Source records
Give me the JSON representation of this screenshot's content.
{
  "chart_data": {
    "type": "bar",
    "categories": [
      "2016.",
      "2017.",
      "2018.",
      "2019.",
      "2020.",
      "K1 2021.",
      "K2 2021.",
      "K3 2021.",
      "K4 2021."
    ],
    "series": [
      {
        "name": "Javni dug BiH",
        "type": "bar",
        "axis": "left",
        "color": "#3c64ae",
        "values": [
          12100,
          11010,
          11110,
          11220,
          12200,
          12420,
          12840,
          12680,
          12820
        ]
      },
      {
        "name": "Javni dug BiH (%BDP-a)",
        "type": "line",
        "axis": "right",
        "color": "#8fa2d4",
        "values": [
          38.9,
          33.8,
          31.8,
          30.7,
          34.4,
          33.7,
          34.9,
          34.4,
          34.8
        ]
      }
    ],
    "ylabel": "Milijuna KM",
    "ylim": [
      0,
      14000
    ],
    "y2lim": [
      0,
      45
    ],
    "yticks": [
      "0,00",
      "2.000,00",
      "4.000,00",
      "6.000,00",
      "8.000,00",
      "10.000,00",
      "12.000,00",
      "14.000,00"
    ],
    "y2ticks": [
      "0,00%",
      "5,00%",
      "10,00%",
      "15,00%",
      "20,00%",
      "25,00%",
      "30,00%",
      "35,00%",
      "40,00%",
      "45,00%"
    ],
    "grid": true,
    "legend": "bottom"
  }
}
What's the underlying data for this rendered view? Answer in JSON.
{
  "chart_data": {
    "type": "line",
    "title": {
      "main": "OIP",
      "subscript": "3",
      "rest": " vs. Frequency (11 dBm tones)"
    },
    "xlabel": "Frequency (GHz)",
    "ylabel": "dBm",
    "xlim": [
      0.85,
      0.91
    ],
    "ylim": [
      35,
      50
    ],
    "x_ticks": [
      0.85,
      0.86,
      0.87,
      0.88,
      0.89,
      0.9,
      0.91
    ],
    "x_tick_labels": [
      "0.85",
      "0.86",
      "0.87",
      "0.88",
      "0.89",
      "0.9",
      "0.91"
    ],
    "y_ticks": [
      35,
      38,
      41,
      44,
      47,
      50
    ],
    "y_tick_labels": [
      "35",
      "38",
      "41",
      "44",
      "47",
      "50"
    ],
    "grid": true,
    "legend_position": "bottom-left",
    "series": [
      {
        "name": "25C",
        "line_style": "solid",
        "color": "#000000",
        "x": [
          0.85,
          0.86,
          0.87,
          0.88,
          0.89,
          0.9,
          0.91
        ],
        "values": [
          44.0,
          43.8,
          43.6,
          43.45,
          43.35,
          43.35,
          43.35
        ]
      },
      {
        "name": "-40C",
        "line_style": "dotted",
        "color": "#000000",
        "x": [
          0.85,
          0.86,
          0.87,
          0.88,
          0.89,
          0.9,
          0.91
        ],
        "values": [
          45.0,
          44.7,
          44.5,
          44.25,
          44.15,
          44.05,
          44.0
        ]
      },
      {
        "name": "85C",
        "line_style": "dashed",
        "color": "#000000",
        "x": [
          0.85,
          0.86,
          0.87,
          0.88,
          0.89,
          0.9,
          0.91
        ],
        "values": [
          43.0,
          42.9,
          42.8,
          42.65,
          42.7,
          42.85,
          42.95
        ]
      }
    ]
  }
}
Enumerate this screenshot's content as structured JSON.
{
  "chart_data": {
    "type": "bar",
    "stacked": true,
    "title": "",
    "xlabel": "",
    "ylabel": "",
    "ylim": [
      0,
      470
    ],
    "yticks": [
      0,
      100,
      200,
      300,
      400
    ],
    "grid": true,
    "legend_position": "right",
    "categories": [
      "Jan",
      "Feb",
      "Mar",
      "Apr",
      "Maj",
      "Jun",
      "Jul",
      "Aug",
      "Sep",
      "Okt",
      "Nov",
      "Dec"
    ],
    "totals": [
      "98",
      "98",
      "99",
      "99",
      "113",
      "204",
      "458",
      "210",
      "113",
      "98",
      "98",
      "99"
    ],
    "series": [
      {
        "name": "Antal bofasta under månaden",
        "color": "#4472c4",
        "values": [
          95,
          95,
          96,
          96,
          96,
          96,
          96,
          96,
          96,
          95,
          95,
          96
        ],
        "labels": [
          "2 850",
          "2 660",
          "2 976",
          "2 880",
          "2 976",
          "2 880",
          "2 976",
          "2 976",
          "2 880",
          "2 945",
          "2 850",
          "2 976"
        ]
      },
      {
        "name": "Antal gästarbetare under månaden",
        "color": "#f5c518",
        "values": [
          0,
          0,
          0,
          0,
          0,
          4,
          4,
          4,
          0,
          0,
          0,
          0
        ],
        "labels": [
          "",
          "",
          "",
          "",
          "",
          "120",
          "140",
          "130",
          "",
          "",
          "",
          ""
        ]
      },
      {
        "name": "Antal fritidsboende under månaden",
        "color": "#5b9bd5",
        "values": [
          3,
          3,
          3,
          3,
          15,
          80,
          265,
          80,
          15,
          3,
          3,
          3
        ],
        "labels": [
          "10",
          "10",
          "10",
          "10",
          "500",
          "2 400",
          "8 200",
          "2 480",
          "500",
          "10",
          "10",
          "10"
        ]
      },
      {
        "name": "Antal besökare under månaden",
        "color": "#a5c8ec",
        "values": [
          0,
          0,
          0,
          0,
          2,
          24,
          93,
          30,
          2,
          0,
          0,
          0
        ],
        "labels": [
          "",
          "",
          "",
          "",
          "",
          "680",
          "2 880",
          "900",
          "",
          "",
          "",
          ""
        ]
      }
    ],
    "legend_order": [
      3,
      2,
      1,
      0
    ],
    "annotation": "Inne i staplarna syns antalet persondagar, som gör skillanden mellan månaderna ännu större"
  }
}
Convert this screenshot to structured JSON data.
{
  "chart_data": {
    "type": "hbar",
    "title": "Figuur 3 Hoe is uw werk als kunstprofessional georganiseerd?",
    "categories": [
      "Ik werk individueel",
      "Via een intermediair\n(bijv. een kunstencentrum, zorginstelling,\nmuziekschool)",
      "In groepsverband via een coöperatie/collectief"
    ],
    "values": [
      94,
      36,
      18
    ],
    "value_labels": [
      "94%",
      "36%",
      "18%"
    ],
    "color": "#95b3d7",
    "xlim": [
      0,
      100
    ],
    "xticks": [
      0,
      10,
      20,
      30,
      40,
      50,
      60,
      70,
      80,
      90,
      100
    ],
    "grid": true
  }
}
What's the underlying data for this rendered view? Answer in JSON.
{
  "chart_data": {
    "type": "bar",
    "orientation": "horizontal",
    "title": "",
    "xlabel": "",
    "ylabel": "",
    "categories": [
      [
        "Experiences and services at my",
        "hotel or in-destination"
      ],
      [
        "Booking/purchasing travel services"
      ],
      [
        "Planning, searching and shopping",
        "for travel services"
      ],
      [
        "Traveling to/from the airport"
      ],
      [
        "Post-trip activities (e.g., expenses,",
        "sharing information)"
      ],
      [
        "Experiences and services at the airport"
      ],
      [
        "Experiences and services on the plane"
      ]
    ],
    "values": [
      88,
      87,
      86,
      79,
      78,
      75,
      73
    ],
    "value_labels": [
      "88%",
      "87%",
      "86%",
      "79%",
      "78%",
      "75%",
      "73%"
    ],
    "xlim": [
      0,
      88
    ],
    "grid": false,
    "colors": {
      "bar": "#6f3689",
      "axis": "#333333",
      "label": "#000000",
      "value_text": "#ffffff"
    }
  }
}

TASK PROMPT – Each line above must be printed exactly as it appears.

RESPONSE –
Give me the JSON representation of this screenshot's content.
{
  "chart_data": {
    "type": "bar",
    "categories": [
      "2016.",
      "2017.",
      "2018.",
      "2019.",
      "2020.",
      "K1 2021.",
      "K2 2021.",
      "K3 2021.",
      "K4 2021."
    ],
    "series": [
      {
        "name": "Javni dug BiH",
        "type": "bar",
        "axis": "left",
        "color": "#3c64ae",
        "values": [
          12100,
          11010,
          11110,
          11220,
          12200,
          12420,
          12840,
          12680,
          12820
        ]
      },
      {
        "name": "Javni dug BiH (%BDP-a)",
        "type": "line",
        "axis": "right",
        "color": "#8fa2d4",
        "values": [
          38.9,
          33.8,
          31.8,
          30.7,
          34.4,
          33.7,
          34.9,
          34.4,
          34.8
        ]
      }
    ],
    "ylabel": "Milijuna KM",
    "ylim": [
      0,
      14000
    ],
    "y2lim": [
      0,
      45
    ],
    "yticks": [
      "0,00",
      "2.000,00",
      "4.000,00",
      "6.000,00",
      "8.000,00",
      "10.000,00",
      "12.000,00",
      "14.000,00"
    ],
    "y2ticks": [
      "0,00%",
      "5,00%",
      "10,00%",
      "15,00%",
      "20,00%",
      "25,00%",
      "30,00%",
      "35,00%",
      "40,00%",
      "45,00%"
    ],
    "grid": true,
    "legend": "bottom"
  }
}
What's the underlying data for this rendered view? Answer in JSON.
{
  "chart_data": {
    "type": "line",
    "title": {
      "main": "OIP",
      "subscript": "3",
      "rest": " vs. Frequency (11 dBm tones)"
    },
    "xlabel": "Frequency (GHz)",
    "ylabel": "dBm",
    "xlim": [
      0.85,
      0.91
    ],
    "ylim": [
      35,
      50
    ],
    "x_ticks": [
      0.85,
      0.86,
      0.87,
      0.88,
      0.89,
      0.9,
      0.91
    ],
    "x_tick_labels": [
      "0.85",
      "0.86",
      "0.87",
      "0.88",
      "0.89",
      "0.9",
      "0.91"
    ],
    "y_ticks": [
      35,
      38,
      41,
      44,
      47,
      50
    ],
    "y_tick_labels": [
      "35",
      "38",
      "41",
      "44",
      "47",
      "50"
    ],
    "grid": true,
    "legend_position": "bottom-left",
    "series": [
      {
        "name": "25C",
        "line_style": "solid",
        "color": "#000000",
        "x": [
          0.85,
          0.86,
          0.87,
          0.88,
          0.89,
          0.9,
          0.91
        ],
        "values": [
          44.0,
          43.8,
          43.6,
          43.45,
          43.35,
          43.35,
          43.35
        ]
      },
      {
        "name": "-40C",
        "line_style": "dotted",
        "color": "#000000",
        "x": [
          0.85,
          0.86,
          0.87,
          0.88,
          0.89,
          0.9,
          0.91
        ],
        "values": [
          45.0,
          44.7,
          44.5,
          44.25,
          44.15,
          44.05,
          44.0
        ]
      },
      {
        "name": "85C",
        "line_style": "dashed",
        "color": "#000000",
        "x": [
          0.85,
          0.86,
          0.87,
          0.88,
          0.89,
          0.9,
          0.91
        ],
        "values": [
          43.0,
          42.9,
          42.8,
          42.65,
          42.7,
          42.85,
          42.95
        ]
      }
    ]
  }
}
Enumerate this screenshot's content as structured JSON.
{
  "chart_data": {
    "type": "bar",
    "stacked": true,
    "title": "",
    "xlabel": "",
    "ylabel": "",
    "ylim": [
      0,
      470
    ],
    "yticks": [
      0,
      100,
      200,
      300,
      400
    ],
    "grid": true,
    "legend_position": "right",
    "categories": [
      "Jan",
      "Feb",
      "Mar",
      "Apr",
      "Maj",
      "Jun",
      "Jul",
      "Aug",
      "Sep",
      "Okt",
      "Nov",
      "Dec"
    ],
    "totals": [
      "98",
      "98",
      "99",
      "99",
      "113",
      "204",
      "458",
      "210",
      "113",
      "98",
      "98",
      "99"
    ],
    "series": [
      {
        "name": "Antal bofasta under månaden",
        "color": "#4472c4",
        "values": [
          95,
          95,
          96,
          96,
          96,
          96,
          96,
          96,
          96,
          95,
          95,
          96
        ],
        "labels": [
          "2 850",
          "2 660",
          "2 976",
          "2 880",
          "2 976",
          "2 880",
          "2 976",
          "2 976",
          "2 880",
          "2 945",
          "2 850",
          "2 976"
        ]
      },
      {
        "name": "Antal gästarbetare under månaden",
        "color": "#f5c518",
        "values": [
          0,
          0,
          0,
          0,
          0,
          4,
          4,
          4,
          0,
          0,
          0,
          0
        ],
        "labels": [
          "",
          "",
          "",
          "",
          "",
          "120",
          "140",
          "130",
          "",
          "",
          "",
          ""
        ]
      },
      {
        "name": "Antal fritidsboende under månaden",
        "color": "#5b9bd5",
        "values": [
          3,
          3,
          3,
          3,
          15,
          80,
          265,
          80,
          15,
          3,
          3,
          3
        ],
        "labels": [
          "10",
          "10",
          "10",
          "10",
          "500",
          "2 400",
          "8 200",
          "2 480",
          "500",
          "10",
          "10",
          "10"
        ]
      },
      {
        "name": "Antal besökare under månaden",
        "color": "#a5c8ec",
        "values": [
          0,
          0,
          0,
          0,
          2,
          24,
          93,
          30,
          2,
          0,
          0,
          0
        ],
        "labels": [
          "",
          "",
          "",
          "",
          "",
          "680",
          "2 880",
          "900",
          "",
          "",
          "",
          ""
        ]
      }
    ],
    "legend_order": [
      3,
      2,
      1,
      0
    ],
    "annotation": "Inne i staplarna syns antalet persondagar, som gör skillanden mellan månaderna ännu större"
  }
}
Convert this screenshot to structured JSON data.
{
  "chart_data": {
    "type": "hbar",
    "title": "Figuur 3 Hoe is uw werk als kunstprofessional georganiseerd?",
    "categories": [
      "Ik werk individueel",
      "Via een intermediair\n(bijv. een kunstencentrum, zorginstelling,\nmuziekschool)",
      "In groepsverband via een coöperatie/collectief"
    ],
    "values": [
      94,
      36,
      18
    ],
    "value_labels": [
      "94%",
      "36%",
      "18%"
    ],
    "color": "#95b3d7",
    "xlim": [
      0,
      100
    ],
    "xticks": [
      0,
      10,
      20,
      30,
      40,
      50,
      60,
      70,
      80,
      90,
      100
    ],
    "grid": true
  }
}
What's the underlying data for this rendered view? Answer in JSON.
{
  "chart_data": {
    "type": "bar",
    "orientation": "horizontal",
    "title": "",
    "xlabel": "",
    "ylabel": "",
    "categories": [
      [
        "Experiences and services at my",
        "hotel or in-destination"
      ],
      [
        "Booking/purchasing travel services"
      ],
      [
        "Planning, searching and shopping",
        "for travel services"
      ],
      [
        "Traveling to/from the airport"
      ],
      [
        "Post-trip activities (e.g., expenses,",
        "sharing information)"
      ],
      [
        "Experiences and services at the airport"
      ],
      [
        "Experiences and services on the plane"
      ]
    ],
    "values": [
      88,
      87,
      86,
      79,
      78,
      75,
      73
    ],
    "value_labels": [
      "88%",
      "87%",
      "86%",
      "79%",
      "78%",
      "75%",
      "73%"
    ],
    "xlim": [
      0,
      88
    ],
    "grid": false,
    "colors": {
      "bar": "#6f3689",
      "axis": "#333333",
      "label": "#000000",
      "value_text": "#ffffff"
    }
  }
}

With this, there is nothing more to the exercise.